Records from a collection of figures:
--------

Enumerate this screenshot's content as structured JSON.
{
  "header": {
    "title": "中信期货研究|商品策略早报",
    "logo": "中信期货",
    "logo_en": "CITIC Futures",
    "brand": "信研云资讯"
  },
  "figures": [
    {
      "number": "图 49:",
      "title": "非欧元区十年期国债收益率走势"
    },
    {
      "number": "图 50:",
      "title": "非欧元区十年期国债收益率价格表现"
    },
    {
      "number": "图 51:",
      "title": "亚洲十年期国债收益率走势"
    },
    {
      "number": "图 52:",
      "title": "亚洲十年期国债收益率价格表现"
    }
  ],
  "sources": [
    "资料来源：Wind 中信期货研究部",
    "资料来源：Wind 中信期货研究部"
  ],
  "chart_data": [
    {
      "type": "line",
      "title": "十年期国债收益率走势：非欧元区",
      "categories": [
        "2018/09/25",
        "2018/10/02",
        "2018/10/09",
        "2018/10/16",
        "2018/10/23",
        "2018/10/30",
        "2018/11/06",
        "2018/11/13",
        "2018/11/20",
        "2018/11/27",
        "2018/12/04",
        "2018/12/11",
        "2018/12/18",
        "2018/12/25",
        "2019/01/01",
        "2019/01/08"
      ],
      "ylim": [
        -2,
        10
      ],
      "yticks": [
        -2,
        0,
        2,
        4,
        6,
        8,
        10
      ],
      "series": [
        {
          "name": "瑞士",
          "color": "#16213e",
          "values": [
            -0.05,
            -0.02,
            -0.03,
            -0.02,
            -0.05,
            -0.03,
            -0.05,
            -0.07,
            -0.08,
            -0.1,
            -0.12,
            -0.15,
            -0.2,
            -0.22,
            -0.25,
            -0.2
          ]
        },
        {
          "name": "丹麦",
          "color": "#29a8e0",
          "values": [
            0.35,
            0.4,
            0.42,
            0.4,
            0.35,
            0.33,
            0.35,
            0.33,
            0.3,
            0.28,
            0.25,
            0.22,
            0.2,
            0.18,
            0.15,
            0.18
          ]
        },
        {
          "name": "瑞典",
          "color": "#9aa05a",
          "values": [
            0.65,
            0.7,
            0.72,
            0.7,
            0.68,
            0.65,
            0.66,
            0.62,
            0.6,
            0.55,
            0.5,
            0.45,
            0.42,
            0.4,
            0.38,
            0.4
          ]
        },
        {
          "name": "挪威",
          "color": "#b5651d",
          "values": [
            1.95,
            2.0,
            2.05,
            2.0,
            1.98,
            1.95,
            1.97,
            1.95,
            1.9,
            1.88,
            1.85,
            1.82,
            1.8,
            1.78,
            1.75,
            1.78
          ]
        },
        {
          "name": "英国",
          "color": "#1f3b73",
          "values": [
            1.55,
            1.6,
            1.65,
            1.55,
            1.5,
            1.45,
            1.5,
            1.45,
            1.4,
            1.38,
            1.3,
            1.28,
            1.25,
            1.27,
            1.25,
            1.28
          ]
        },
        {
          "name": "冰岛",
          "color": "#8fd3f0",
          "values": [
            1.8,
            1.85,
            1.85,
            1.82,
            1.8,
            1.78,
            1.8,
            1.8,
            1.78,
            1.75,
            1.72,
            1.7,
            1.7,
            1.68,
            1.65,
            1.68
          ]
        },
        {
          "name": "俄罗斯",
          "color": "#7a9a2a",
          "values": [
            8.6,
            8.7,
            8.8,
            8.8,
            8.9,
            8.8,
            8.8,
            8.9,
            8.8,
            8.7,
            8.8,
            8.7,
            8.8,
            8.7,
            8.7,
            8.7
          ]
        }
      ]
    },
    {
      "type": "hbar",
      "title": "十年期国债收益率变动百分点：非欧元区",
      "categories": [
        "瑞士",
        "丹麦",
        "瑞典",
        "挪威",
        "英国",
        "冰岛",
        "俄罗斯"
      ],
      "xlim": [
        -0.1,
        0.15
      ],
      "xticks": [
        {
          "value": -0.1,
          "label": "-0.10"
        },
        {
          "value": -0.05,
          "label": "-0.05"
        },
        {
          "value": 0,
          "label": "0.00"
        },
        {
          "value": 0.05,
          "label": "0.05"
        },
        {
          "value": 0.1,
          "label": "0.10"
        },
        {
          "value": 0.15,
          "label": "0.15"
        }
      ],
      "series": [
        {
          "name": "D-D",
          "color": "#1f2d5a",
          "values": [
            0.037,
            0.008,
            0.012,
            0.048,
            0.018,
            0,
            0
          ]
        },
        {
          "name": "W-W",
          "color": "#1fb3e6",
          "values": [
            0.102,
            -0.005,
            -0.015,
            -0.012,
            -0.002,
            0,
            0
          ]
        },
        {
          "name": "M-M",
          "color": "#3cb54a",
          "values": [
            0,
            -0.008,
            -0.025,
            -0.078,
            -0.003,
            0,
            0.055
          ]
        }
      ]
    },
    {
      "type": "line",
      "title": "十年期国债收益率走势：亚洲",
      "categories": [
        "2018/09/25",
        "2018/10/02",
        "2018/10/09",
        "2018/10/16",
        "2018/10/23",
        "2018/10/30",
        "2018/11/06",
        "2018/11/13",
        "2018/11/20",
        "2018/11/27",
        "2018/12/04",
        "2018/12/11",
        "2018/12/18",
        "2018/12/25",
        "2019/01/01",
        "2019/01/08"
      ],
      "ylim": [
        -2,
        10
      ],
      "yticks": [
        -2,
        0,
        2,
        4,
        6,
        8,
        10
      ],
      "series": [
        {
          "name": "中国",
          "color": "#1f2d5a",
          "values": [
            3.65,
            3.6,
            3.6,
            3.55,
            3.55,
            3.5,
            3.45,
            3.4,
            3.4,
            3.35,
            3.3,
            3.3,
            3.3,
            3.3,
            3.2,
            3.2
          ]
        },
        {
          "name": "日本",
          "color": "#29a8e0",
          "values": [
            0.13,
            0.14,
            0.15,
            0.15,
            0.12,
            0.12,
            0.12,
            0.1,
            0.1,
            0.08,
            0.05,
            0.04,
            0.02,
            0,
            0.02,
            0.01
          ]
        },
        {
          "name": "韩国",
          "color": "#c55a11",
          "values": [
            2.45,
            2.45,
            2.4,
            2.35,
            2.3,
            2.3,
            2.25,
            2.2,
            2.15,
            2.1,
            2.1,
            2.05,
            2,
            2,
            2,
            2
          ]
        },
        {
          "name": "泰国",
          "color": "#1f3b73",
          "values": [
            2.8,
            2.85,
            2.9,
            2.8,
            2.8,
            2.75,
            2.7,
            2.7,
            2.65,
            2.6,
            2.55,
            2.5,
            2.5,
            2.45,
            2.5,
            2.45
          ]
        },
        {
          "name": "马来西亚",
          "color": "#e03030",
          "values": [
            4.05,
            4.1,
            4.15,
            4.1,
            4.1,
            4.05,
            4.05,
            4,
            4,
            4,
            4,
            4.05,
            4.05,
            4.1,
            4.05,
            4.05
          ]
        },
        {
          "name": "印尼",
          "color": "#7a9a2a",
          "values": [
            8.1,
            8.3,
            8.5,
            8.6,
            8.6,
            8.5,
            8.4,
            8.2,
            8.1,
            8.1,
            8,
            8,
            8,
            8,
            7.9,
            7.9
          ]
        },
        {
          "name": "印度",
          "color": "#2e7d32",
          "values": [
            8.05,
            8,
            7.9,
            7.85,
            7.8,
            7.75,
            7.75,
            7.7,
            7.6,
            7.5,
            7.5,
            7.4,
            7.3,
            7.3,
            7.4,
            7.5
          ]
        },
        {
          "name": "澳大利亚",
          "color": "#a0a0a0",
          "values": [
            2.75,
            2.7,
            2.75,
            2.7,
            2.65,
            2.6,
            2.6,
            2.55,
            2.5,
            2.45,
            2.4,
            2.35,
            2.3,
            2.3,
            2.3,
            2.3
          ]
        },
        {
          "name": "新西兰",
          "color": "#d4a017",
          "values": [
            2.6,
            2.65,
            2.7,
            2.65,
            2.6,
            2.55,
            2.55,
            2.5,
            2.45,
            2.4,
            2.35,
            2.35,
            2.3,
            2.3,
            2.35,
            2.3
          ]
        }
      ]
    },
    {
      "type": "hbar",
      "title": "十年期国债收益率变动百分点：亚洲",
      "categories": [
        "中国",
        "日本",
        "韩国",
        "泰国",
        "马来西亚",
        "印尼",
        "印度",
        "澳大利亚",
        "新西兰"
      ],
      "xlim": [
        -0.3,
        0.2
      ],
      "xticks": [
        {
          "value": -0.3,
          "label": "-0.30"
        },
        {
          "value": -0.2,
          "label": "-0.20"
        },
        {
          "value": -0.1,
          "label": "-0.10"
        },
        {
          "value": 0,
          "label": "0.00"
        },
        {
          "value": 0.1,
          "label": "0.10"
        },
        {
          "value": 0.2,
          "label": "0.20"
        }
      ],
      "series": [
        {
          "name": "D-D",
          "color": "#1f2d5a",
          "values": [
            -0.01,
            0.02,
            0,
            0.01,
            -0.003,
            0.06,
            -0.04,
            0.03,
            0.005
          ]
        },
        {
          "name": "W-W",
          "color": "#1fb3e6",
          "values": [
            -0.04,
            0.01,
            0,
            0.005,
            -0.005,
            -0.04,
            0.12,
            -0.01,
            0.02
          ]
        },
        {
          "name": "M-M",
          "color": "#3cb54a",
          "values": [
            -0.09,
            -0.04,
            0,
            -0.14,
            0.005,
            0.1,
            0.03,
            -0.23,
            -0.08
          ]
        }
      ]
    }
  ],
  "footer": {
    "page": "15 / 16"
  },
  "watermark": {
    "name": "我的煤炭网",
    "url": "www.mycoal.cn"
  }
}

--------

▸ TASK BRIEF
Show every line of the listing in which the string "number" can be found.

▸ RESPONSE TO THE TASK
      "number": "图 49:",
      "number": "图 50:",
      "number": "图 51:",
      "number": "图 52:",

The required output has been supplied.